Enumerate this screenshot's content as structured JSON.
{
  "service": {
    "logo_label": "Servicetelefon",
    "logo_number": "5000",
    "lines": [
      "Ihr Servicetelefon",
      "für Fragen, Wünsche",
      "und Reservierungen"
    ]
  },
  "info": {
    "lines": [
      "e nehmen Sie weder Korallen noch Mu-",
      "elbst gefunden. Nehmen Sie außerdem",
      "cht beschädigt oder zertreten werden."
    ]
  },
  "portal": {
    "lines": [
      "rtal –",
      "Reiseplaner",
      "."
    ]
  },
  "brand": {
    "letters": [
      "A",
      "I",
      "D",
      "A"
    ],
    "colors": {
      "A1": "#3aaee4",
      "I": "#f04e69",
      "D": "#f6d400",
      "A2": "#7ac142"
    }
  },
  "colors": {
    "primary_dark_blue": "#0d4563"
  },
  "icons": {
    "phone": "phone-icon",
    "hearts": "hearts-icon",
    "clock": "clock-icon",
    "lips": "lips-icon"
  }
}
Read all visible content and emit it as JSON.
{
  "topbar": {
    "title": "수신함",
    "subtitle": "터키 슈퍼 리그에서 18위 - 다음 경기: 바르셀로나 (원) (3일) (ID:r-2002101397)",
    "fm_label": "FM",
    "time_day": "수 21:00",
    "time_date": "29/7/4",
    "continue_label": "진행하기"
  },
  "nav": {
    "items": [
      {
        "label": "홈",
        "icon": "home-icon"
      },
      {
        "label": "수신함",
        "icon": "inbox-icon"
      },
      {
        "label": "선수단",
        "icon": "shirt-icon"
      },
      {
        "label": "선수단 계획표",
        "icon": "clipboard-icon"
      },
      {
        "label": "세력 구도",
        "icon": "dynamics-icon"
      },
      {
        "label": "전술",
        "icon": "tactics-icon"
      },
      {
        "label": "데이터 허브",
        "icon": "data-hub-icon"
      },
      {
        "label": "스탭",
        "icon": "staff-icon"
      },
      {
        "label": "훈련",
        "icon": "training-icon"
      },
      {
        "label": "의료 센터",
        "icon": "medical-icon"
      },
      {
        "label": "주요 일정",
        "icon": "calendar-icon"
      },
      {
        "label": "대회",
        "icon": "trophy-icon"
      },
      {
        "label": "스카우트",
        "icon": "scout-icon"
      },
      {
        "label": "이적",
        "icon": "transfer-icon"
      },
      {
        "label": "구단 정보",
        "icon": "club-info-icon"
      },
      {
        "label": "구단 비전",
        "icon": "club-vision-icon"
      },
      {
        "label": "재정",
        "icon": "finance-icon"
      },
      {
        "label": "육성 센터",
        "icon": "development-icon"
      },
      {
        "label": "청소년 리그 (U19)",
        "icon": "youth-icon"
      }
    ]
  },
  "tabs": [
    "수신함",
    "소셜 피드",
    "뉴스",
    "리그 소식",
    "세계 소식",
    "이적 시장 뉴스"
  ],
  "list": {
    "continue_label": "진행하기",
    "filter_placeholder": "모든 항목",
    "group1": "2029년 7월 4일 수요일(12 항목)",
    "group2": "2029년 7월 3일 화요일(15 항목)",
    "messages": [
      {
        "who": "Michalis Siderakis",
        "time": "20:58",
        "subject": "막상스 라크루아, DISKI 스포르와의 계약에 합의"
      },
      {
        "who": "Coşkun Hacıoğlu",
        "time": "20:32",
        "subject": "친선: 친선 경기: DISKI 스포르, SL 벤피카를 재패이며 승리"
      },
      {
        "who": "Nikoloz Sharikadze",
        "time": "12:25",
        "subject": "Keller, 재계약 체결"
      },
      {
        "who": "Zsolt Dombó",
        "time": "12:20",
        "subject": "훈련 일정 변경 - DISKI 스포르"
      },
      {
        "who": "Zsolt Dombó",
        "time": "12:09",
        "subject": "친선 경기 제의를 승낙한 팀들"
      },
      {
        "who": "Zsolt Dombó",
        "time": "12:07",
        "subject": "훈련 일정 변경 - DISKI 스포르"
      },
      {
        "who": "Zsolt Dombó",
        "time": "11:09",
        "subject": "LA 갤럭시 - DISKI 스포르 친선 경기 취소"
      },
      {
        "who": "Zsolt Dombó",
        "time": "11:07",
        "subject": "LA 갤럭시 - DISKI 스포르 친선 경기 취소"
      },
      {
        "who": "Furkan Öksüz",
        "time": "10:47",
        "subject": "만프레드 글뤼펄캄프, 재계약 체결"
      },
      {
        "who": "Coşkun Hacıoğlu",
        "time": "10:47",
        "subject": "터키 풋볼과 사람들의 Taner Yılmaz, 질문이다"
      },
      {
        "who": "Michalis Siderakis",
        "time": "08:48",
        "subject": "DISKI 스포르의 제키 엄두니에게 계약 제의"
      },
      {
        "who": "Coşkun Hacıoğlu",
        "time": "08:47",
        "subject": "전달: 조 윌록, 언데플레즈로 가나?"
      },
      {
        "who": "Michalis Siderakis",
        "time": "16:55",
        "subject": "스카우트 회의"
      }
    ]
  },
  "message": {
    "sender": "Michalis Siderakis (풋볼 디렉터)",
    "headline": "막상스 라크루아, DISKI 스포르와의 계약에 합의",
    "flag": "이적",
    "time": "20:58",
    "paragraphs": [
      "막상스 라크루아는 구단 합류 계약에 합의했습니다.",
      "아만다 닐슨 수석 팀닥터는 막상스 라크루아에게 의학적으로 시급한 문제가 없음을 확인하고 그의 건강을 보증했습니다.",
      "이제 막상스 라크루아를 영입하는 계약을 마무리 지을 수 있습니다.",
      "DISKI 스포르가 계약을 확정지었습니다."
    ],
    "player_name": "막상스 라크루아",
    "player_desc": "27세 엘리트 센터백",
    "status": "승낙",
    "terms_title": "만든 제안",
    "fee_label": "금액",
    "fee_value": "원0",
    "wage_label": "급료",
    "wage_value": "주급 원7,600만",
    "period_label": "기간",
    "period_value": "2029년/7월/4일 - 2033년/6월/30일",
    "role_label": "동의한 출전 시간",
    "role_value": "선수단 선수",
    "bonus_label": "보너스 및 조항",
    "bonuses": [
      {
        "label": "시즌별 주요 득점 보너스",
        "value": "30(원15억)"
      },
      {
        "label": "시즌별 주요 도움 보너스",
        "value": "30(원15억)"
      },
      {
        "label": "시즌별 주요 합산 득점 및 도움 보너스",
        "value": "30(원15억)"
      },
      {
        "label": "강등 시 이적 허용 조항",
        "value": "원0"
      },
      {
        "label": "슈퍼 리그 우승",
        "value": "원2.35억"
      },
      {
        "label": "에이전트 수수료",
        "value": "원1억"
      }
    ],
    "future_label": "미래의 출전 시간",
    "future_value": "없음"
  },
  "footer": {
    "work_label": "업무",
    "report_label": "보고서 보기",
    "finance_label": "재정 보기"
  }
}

▶ _Work required_
Find every line in the records above that contains the word "Servicetelefon", and copy each one.

▶ _Response to this exercise_
    "logo_label": "Servicetelefon",
      "Ihr Servicetelefon",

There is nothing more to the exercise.